# Source material start

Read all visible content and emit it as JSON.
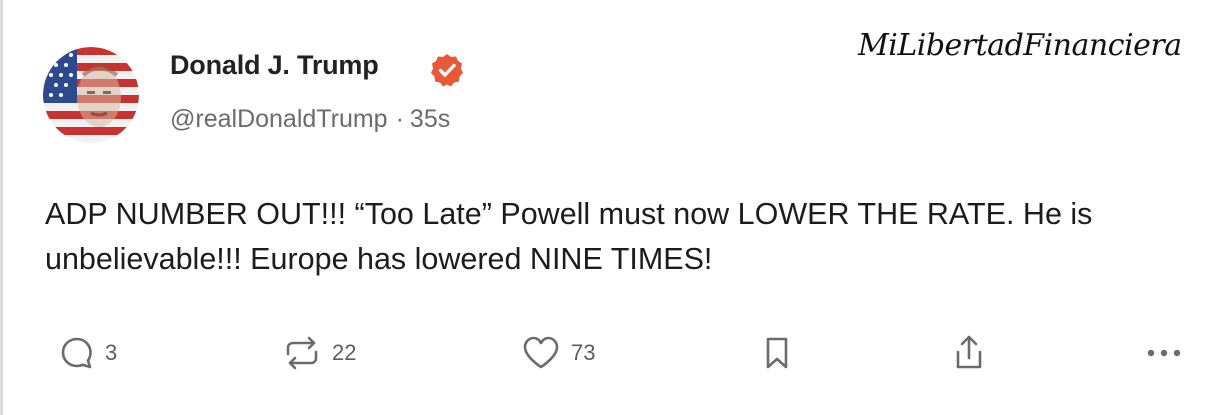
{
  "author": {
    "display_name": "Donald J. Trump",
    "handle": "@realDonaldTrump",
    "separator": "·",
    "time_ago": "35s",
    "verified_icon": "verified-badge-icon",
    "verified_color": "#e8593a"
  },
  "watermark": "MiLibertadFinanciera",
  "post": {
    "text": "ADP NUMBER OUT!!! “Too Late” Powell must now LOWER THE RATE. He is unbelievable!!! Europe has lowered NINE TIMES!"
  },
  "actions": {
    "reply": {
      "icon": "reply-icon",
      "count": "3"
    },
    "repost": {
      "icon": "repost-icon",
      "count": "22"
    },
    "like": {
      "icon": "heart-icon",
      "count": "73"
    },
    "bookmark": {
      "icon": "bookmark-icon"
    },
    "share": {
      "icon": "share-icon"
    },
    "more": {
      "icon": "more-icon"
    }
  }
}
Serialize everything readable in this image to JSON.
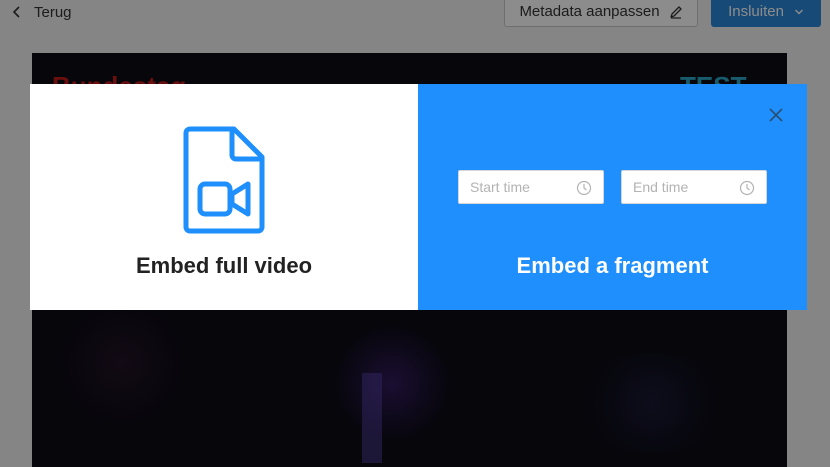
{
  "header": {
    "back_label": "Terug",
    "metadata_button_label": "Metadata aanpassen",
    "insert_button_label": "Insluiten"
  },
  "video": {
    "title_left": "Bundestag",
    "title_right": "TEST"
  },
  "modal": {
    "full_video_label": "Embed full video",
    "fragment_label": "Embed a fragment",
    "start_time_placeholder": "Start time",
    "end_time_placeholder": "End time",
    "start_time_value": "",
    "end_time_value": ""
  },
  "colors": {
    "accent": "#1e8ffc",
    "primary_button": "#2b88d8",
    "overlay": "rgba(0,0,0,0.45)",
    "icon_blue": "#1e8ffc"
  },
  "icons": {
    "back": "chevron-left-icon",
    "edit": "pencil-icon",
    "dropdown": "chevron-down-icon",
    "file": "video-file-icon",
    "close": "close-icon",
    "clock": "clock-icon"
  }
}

# Source material end

What you have to do.
Each line above is to be copied verbatim. Drop any image from the copy.

Reply.
Read all visible content and emit it as JSON.
{
  "author": {
    "display_name": "Donald J. Trump",
    "handle": "@realDonaldTrump",
    "separator": "·",
    "time_ago": "35s",
    "verified_icon": "verified-badge-icon",
    "verified_color": "#e8593a"
  },
  "watermark": "MiLibertadFinanciera",
  "post": {
    "text": "ADP NUMBER OUT!!! “Too Late” Powell must now LOWER THE RATE. He is unbelievable!!! Europe has lowered NINE TIMES!"
  },
  "actions": {
    "reply": {
      "icon": "reply-icon",
      "count": "3"
    },
    "repost": {
      "icon": "repost-icon",
      "count": "22"
    },
    "like": {
      "icon": "heart-icon",
      "count": "73"
    },
    "bookmark": {
      "icon": "bookmark-icon"
    },
    "share": {
      "icon": "share-icon"
    },
    "more": {
      "icon": "more-icon"
    }
  }
}
Serialize everything readable in this image to JSON.
{
  "header": {
    "back_label": "Terug",
    "metadata_button_label": "Metadata aanpassen",
    "insert_button_label": "Insluiten"
  },
  "video": {
    "title_left": "Bundestag",
    "title_right": "TEST"
  },
  "modal": {
    "full_video_label": "Embed full video",
    "fragment_label": "Embed a fragment",
    "start_time_placeholder": "Start time",
    "end_time_placeholder": "End time",
    "start_time_value": "",
    "end_time_value": ""
  },
  "colors": {
    "accent": "#1e8ffc",
    "primary_button": "#2b88d8",
    "overlay": "rgba(0,0,0,0.45)",
    "icon_blue": "#1e8ffc"
  },
  "icons": {
    "back": "chevron-left-icon",
    "edit": "pencil-icon",
    "dropdown": "chevron-down-icon",
    "file": "video-file-icon",
    "close": "close-icon",
    "clock": "clock-icon"
  }
}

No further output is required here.